Task instructions:
Present the following data again exactly as it is shown.

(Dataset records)
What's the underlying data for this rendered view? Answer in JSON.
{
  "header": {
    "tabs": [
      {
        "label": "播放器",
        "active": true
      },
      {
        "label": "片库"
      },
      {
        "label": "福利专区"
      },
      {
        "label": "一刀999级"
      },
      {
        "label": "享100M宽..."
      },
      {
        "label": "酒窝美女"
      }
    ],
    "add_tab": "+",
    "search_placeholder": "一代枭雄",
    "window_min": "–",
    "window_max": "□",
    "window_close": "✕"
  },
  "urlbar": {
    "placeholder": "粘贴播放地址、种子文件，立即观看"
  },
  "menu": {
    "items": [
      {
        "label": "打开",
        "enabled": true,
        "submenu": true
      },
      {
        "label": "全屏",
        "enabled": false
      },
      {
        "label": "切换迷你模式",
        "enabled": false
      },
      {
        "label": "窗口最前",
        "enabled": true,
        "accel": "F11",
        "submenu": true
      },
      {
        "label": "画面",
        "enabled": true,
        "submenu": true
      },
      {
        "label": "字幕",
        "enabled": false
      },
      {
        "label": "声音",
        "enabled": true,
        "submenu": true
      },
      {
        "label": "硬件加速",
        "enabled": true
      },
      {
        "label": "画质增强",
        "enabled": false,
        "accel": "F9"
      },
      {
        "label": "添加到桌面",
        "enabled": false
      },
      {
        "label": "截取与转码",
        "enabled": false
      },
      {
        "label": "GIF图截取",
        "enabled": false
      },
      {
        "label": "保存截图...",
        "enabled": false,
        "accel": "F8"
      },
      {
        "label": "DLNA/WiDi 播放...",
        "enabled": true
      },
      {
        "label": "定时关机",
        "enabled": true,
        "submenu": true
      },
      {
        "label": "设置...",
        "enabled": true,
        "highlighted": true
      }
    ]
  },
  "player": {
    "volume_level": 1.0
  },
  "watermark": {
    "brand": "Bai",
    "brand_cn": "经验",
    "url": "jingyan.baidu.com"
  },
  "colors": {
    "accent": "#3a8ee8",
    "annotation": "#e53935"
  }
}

Problem solution:
What's the underlying data for this rendered view? Answer in JSON.
{
  "header": {
    "tabs": [
      {
        "label": "播放器",
        "active": true
      },
      {
        "label": "片库"
      },
      {
        "label": "福利专区"
      },
      {
        "label": "一刀999级"
      },
      {
        "label": "享100M宽..."
      },
      {
        "label": "酒窝美女"
      }
    ],
    "add_tab": "+",
    "search_placeholder": "一代枭雄",
    "window_min": "–",
    "window_max": "□",
    "window_close": "✕"
  },
  "urlbar": {
    "placeholder": "粘贴播放地址、种子文件，立即观看"
  },
  "menu": {
    "items": [
      {
        "label": "打开",
        "enabled": true,
        "submenu": true
      },
      {
        "label": "全屏",
        "enabled": false
      },
      {
        "label": "切换迷你模式",
        "enabled": false
      },
      {
        "label": "窗口最前",
        "enabled": true,
        "accel": "F11",
        "submenu": true
      },
      {
        "label": "画面",
        "enabled": true,
        "submenu": true
      },
      {
        "label": "字幕",
        "enabled": false
      },
      {
        "label": "声音",
        "enabled": true,
        "submenu": true
      },
      {
        "label": "硬件加速",
        "enabled": true
      },
      {
        "label": "画质增强",
        "enabled": false,
        "accel": "F9"
      },
      {
        "label": "添加到桌面",
        "enabled": false
      },
      {
        "label": "截取与转码",
        "enabled": false
      },
      {
        "label": "GIF图截取",
        "enabled": false
      },
      {
        "label": "保存截图...",
        "enabled": false,
        "accel": "F8"
      },
      {
        "label": "DLNA/WiDi 播放...",
        "enabled": true
      },
      {
        "label": "定时关机",
        "enabled": true,
        "submenu": true
      },
      {
        "label": "设置...",
        "enabled": true,
        "highlighted": true
      }
    ]
  },
  "player": {
    "volume_level": 1.0
  },
  "watermark": {
    "brand": "Bai",
    "brand_cn": "经验",
    "url": "jingyan.baidu.com"
  },
  "colors": {
    "accent": "#3a8ee8",
    "annotation": "#e53935"
  }
}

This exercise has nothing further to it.